#### The problem
Please write the following entries out once more, exactly.
[Exercise data Boundary: Start]
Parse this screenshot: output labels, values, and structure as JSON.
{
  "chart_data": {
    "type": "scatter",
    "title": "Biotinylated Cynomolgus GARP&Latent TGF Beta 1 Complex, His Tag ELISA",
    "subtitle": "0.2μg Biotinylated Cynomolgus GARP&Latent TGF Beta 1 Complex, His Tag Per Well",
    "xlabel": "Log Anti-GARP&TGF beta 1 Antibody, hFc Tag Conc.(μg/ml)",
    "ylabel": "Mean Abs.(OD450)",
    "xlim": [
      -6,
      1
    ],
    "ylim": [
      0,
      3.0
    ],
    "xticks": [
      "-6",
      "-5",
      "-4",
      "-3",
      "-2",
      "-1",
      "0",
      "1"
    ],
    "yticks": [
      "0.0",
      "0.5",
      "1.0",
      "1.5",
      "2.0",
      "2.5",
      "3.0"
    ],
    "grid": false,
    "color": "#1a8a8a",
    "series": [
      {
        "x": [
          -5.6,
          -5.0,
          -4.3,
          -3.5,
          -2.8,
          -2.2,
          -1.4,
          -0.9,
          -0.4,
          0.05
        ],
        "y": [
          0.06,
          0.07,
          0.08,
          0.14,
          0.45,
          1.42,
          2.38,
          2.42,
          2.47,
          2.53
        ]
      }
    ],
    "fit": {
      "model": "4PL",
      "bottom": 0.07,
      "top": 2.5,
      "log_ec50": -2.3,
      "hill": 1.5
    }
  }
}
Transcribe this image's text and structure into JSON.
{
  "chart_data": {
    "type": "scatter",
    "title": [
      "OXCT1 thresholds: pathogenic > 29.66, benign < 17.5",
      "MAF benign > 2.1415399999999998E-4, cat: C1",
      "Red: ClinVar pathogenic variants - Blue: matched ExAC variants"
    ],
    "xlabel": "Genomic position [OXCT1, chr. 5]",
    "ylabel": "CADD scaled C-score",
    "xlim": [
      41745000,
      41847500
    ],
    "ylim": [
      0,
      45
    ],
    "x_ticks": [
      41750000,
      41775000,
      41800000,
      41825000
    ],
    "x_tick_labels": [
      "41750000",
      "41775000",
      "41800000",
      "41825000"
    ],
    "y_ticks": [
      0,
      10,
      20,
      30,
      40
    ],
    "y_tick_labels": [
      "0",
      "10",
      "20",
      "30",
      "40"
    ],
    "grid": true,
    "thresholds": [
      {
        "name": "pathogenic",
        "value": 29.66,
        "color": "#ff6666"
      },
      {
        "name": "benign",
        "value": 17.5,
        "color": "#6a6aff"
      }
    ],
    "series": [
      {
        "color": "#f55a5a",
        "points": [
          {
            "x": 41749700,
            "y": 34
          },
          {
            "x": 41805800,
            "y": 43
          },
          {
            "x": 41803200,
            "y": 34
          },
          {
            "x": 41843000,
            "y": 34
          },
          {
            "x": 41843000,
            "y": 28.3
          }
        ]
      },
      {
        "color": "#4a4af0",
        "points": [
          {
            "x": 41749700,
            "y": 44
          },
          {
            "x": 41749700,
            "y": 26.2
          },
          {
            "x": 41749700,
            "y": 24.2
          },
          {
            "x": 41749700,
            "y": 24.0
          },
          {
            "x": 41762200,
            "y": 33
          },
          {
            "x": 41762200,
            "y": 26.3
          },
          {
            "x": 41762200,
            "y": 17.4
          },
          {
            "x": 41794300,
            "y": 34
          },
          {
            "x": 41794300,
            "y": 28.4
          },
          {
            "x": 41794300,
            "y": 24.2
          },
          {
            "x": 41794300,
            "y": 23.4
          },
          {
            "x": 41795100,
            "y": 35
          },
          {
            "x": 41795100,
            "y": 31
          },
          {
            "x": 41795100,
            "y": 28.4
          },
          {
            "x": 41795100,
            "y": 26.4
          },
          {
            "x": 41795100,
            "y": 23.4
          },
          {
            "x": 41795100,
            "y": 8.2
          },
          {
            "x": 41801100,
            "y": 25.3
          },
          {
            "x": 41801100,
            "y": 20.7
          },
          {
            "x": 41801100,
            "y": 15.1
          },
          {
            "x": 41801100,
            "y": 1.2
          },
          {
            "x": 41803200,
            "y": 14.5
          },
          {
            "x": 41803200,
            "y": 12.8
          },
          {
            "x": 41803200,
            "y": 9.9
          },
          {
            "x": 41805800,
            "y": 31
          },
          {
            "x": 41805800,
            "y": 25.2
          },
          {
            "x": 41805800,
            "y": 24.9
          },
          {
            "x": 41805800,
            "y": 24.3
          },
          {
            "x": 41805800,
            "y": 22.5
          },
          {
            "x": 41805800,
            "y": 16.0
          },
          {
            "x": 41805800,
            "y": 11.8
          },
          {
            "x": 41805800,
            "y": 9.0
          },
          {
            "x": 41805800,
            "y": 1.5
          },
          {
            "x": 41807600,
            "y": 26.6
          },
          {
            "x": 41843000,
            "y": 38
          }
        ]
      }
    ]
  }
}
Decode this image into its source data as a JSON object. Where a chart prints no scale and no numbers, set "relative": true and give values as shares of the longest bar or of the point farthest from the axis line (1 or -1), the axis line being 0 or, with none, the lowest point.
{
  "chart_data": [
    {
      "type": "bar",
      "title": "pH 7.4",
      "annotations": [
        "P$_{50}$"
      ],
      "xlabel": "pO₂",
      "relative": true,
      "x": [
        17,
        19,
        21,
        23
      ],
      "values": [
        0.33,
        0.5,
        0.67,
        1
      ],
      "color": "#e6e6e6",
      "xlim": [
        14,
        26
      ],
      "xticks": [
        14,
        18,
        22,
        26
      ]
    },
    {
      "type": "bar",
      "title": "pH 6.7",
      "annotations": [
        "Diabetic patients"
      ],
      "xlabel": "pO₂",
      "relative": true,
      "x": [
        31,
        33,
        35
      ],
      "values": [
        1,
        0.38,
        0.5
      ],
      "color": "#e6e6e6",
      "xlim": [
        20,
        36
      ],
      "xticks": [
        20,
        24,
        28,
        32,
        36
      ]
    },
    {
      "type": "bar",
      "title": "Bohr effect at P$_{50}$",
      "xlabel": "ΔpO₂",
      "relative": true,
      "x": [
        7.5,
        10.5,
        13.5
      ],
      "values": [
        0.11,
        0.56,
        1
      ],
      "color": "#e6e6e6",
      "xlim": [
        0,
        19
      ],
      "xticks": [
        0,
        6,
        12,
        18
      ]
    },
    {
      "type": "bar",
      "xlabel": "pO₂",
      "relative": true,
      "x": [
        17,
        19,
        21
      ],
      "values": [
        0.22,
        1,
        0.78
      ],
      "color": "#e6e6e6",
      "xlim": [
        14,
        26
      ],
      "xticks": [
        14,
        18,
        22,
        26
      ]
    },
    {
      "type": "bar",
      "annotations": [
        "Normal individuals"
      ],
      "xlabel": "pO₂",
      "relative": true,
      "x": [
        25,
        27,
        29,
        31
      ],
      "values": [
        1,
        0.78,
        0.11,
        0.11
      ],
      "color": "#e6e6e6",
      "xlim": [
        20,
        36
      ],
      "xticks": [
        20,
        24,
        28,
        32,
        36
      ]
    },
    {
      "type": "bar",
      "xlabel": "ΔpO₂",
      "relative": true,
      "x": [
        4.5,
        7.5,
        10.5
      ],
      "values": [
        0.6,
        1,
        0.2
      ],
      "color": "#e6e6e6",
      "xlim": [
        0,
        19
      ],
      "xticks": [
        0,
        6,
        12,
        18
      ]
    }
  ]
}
[Exercise data Boundary: End]
#### Response to this task
Parse this screenshot: output labels, values, and structure as JSON.
{
  "chart_data": {
    "type": "scatter",
    "title": "Biotinylated Cynomolgus GARP&Latent TGF Beta 1 Complex, His Tag ELISA",
    "subtitle": "0.2μg Biotinylated Cynomolgus GARP&Latent TGF Beta 1 Complex, His Tag Per Well",
    "xlabel": "Log Anti-GARP&TGF beta 1 Antibody, hFc Tag Conc.(μg/ml)",
    "ylabel": "Mean Abs.(OD450)",
    "xlim": [
      -6,
      1
    ],
    "ylim": [
      0,
      3.0
    ],
    "xticks": [
      "-6",
      "-5",
      "-4",
      "-3",
      "-2",
      "-1",
      "0",
      "1"
    ],
    "yticks": [
      "0.0",
      "0.5",
      "1.0",
      "1.5",
      "2.0",
      "2.5",
      "3.0"
    ],
    "grid": false,
    "color": "#1a8a8a",
    "series": [
      {
        "x": [
          -5.6,
          -5.0,
          -4.3,
          -3.5,
          -2.8,
          -2.2,
          -1.4,
          -0.9,
          -0.4,
          0.05
        ],
        "y": [
          0.06,
          0.07,
          0.08,
          0.14,
          0.45,
          1.42,
          2.38,
          2.42,
          2.47,
          2.53
        ]
      }
    ],
    "fit": {
      "model": "4PL",
      "bottom": 0.07,
      "top": 2.5,
      "log_ec50": -2.3,
      "hill": 1.5
    }
  }
}
Transcribe this image's text and structure into JSON.
{
  "chart_data": {
    "type": "scatter",
    "title": [
      "OXCT1 thresholds: pathogenic > 29.66, benign < 17.5",
      "MAF benign > 2.1415399999999998E-4, cat: C1",
      "Red: ClinVar pathogenic variants - Blue: matched ExAC variants"
    ],
    "xlabel": "Genomic position [OXCT1, chr. 5]",
    "ylabel": "CADD scaled C-score",
    "xlim": [
      41745000,
      41847500
    ],
    "ylim": [
      0,
      45
    ],
    "x_ticks": [
      41750000,
      41775000,
      41800000,
      41825000
    ],
    "x_tick_labels": [
      "41750000",
      "41775000",
      "41800000",
      "41825000"
    ],
    "y_ticks": [
      0,
      10,
      20,
      30,
      40
    ],
    "y_tick_labels": [
      "0",
      "10",
      "20",
      "30",
      "40"
    ],
    "grid": true,
    "thresholds": [
      {
        "name": "pathogenic",
        "value": 29.66,
        "color": "#ff6666"
      },
      {
        "name": "benign",
        "value": 17.5,
        "color": "#6a6aff"
      }
    ],
    "series": [
      {
        "color": "#f55a5a",
        "points": [
          {
            "x": 41749700,
            "y": 34
          },
          {
            "x": 41805800,
            "y": 43
          },
          {
            "x": 41803200,
            "y": 34
          },
          {
            "x": 41843000,
            "y": 34
          },
          {
            "x": 41843000,
            "y": 28.3
          }
        ]
      },
      {
        "color": "#4a4af0",
        "points": [
          {
            "x": 41749700,
            "y": 44
          },
          {
            "x": 41749700,
            "y": 26.2
          },
          {
            "x": 41749700,
            "y": 24.2
          },
          {
            "x": 41749700,
            "y": 24.0
          },
          {
            "x": 41762200,
            "y": 33
          },
          {
            "x": 41762200,
            "y": 26.3
          },
          {
            "x": 41762200,
            "y": 17.4
          },
          {
            "x": 41794300,
            "y": 34
          },
          {
            "x": 41794300,
            "y": 28.4
          },
          {
            "x": 41794300,
            "y": 24.2
          },
          {
            "x": 41794300,
            "y": 23.4
          },
          {
            "x": 41795100,
            "y": 35
          },
          {
            "x": 41795100,
            "y": 31
          },
          {
            "x": 41795100,
            "y": 28.4
          },
          {
            "x": 41795100,
            "y": 26.4
          },
          {
            "x": 41795100,
            "y": 23.4
          },
          {
            "x": 41795100,
            "y": 8.2
          },
          {
            "x": 41801100,
            "y": 25.3
          },
          {
            "x": 41801100,
            "y": 20.7
          },
          {
            "x": 41801100,
            "y": 15.1
          },
          {
            "x": 41801100,
            "y": 1.2
          },
          {
            "x": 41803200,
            "y": 14.5
          },
          {
            "x": 41803200,
            "y": 12.8
          },
          {
            "x": 41803200,
            "y": 9.9
          },
          {
            "x": 41805800,
            "y": 31
          },
          {
            "x": 41805800,
            "y": 25.2
          },
          {
            "x": 41805800,
            "y": 24.9
          },
          {
            "x": 41805800,
            "y": 24.3
          },
          {
            "x": 41805800,
            "y": 22.5
          },
          {
            "x": 41805800,
            "y": 16.0
          },
          {
            "x": 41805800,
            "y": 11.8
          },
          {
            "x": 41805800,
            "y": 9.0
          },
          {
            "x": 41805800,
            "y": 1.5
          },
          {
            "x": 41807600,
            "y": 26.6
          },
          {
            "x": 41843000,
            "y": 38
          }
        ]
      }
    ]
  }
}
Decode this image into its source data as a JSON object. Where a chart prints no scale and no numbers, set "relative": true and give values as shares of the longest bar or of the point farthest from the axis line (1 or -1), the axis line being 0 or, with none, the lowest point.
{
  "chart_data": [
    {
      "type": "bar",
      "title": "pH 7.4",
      "annotations": [
        "P$_{50}$"
      ],
      "xlabel": "pO₂",
      "relative": true,
      "x": [
        17,
        19,
        21,
        23
      ],
      "values": [
        0.33,
        0.5,
        0.67,
        1
      ],
      "color": "#e6e6e6",
      "xlim": [
        14,
        26
      ],
      "xticks": [
        14,
        18,
        22,
        26
      ]
    },
    {
      "type": "bar",
      "title": "pH 6.7",
      "annotations": [
        "Diabetic patients"
      ],
      "xlabel": "pO₂",
      "relative": true,
      "x": [
        31,
        33,
        35
      ],
      "values": [
        1,
        0.38,
        0.5
      ],
      "color": "#e6e6e6",
      "xlim": [
        20,
        36
      ],
      "xticks": [
        20,
        24,
        28,
        32,
        36
      ]
    },
    {
      "type": "bar",
      "title": "Bohr effect at P$_{50}$",
      "xlabel": "ΔpO₂",
      "relative": true,
      "x": [
        7.5,
        10.5,
        13.5
      ],
      "values": [
        0.11,
        0.56,
        1
      ],
      "color": "#e6e6e6",
      "xlim": [
        0,
        19
      ],
      "xticks": [
        0,
        6,
        12,
        18
      ]
    },
    {
      "type": "bar",
      "xlabel": "pO₂",
      "relative": true,
      "x": [
        17,
        19,
        21
      ],
      "values": [
        0.22,
        1,
        0.78
      ],
      "color": "#e6e6e6",
      "xlim": [
        14,
        26
      ],
      "xticks": [
        14,
        18,
        22,
        26
      ]
    },
    {
      "type": "bar",
      "annotations": [
        "Normal individuals"
      ],
      "xlabel": "pO₂",
      "relative": true,
      "x": [
        25,
        27,
        29,
        31
      ],
      "values": [
        1,
        0.78,
        0.11,
        0.11
      ],
      "color": "#e6e6e6",
      "xlim": [
        20,
        36
      ],
      "xticks": [
        20,
        24,
        28,
        32,
        36
      ]
    },
    {
      "type": "bar",
      "xlabel": "ΔpO₂",
      "relative": true,
      "x": [
        4.5,
        7.5,
        10.5
      ],
      "values": [
        0.6,
        1,
        0.2
      ],
      "color": "#e6e6e6",
      "xlim": [
        0,
        19
      ],
      "xticks": [
        0,
        6,
        12,
        18
      ]
    }
  ]
}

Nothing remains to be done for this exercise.